• _Selected text_:
★ ★ ★ ★ ★ ★ ★
Chinaccelerator Office in Shanghai

Chinaccelerator Office in Shanghai

Our next visit was to Chinaccelerator, a Shanghai based accelerator modeled after the US TechStars and 500 Startups. Chinacellerator’s Managing Director, William Bean, greeted us and walked us around their office that looked just like any startup you might see in downtown San Francisco. We walked past several young CEOs getting head massages to get a glass enclosed conference room where we learned more about the startup scene in China. He used a buzzword we were hearing quite often, C2C that meant, “Copy to China”. When we think about entrepreneurship in the US, we think about disruption, however Will Bean explained that there was just too much low hanging fruit by copying Western businesses and bringing them to China.

I learned from these visits and conversations that China is on every Western company’s radar, but it is very difficult to implement the same product or service here. For example, Uber has been in China for about a year now and they are paying their drivers double the fares in order to keep them on the road. This may work for a company like Uber with deep pockets, but it is not sustainable. There are very distinct cultural differences in China that requires extensive customer discovery prior to successful implementation.
★ ★ ★ ★ ★ ★ ★
[Collection entries]
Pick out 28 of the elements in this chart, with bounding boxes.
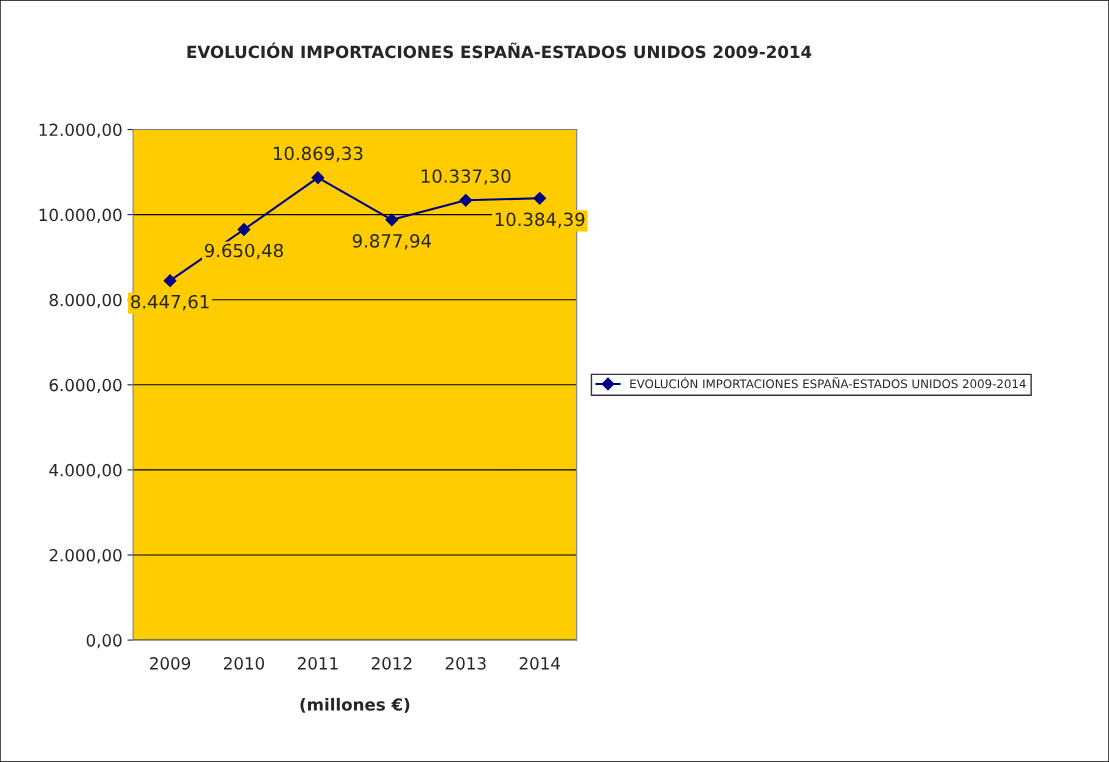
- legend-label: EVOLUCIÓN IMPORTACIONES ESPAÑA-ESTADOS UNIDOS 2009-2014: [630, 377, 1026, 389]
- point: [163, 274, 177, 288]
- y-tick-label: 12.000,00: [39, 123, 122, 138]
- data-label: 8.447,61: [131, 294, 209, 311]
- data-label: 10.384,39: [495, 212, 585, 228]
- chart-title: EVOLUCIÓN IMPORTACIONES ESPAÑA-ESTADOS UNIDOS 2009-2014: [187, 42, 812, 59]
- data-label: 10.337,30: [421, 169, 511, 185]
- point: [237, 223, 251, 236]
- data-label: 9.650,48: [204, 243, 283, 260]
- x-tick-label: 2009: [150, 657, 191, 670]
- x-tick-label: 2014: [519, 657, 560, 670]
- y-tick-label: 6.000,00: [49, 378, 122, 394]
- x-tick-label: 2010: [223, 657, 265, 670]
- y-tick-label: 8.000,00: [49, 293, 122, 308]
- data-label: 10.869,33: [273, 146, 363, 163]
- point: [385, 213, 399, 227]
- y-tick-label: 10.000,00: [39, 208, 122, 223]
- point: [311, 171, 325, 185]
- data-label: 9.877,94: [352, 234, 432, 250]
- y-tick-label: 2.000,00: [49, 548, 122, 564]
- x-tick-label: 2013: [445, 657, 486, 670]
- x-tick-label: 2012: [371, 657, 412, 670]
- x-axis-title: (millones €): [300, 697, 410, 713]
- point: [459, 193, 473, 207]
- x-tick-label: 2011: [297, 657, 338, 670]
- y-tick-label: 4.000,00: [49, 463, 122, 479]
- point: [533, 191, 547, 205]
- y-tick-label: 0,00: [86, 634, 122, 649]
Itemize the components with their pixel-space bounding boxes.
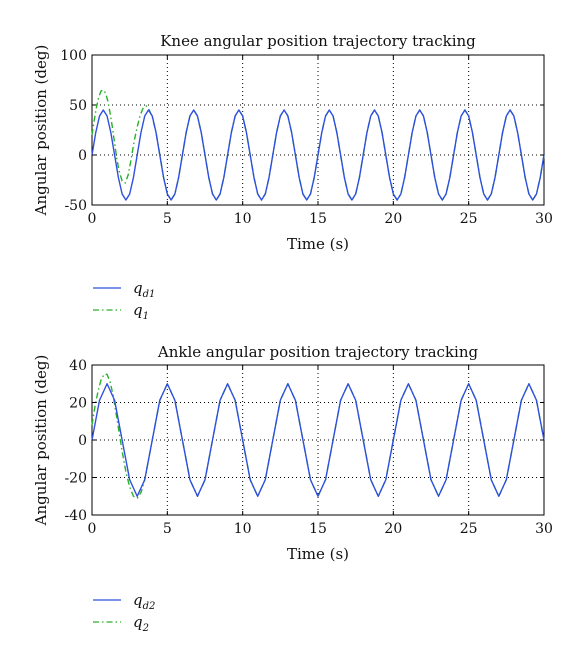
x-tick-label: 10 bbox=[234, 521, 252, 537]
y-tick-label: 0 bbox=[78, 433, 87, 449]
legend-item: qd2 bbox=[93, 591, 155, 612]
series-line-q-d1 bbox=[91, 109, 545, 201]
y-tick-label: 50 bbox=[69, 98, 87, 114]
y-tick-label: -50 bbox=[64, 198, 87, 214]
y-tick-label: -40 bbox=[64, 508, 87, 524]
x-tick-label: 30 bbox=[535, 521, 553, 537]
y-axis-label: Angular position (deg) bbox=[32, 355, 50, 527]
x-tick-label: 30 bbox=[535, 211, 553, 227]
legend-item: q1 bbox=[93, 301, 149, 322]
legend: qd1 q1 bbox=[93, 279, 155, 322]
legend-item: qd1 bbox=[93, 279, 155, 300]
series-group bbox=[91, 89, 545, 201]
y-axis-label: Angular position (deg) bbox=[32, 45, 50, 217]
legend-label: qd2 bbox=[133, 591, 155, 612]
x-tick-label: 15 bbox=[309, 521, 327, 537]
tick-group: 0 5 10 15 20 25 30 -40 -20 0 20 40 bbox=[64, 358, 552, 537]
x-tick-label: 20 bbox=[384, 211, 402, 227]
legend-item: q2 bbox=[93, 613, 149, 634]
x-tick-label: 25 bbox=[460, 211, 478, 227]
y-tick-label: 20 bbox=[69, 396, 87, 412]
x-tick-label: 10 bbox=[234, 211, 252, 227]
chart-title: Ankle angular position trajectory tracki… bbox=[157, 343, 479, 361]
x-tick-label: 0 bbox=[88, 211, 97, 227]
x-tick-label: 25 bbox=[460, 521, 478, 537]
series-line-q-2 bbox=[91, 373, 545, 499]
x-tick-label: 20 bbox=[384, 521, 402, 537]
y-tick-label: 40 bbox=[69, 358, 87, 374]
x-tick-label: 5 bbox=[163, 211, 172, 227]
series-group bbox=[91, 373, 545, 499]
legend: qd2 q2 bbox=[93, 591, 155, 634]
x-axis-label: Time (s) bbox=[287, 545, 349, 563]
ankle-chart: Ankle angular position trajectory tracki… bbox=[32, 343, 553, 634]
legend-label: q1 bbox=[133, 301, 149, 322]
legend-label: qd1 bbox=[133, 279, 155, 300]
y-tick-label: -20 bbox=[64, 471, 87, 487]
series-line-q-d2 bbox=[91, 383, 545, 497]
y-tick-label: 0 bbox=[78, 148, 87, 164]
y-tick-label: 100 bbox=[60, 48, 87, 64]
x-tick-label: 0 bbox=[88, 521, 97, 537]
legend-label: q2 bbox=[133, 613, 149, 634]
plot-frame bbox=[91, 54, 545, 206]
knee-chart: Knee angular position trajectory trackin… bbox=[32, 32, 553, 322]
★ ★ ★ ★ ★ ★ ★
• _Required actions_:
**1.** Translate into Spanish the following sentence from the passage on the Chinaccelerator visit: "This may work for a company like Uber with deep pockets, but it is not sustainable."
**2.** Determine whether each statement agrees with the passage on the Chinaccelerator visit. Answer yes or no and quote the deciding words of the passage. (a) Chinaccelerator is based in Shanghai. (b) Uber had been operating in China for about five years. (c) The buzzword C2C stood for "Copy to China."

• _Worked solutions_:
**1.** Esto puede funcionar para una empresa como Uber, con grandes recursos, pero no es sostenible.

**2.**
(a) Yes: "a Shanghai based accelerator"
(b) No: "Uber has been in China for about a year now"
(c) Yes: "C2C that meant, “Copy to China”"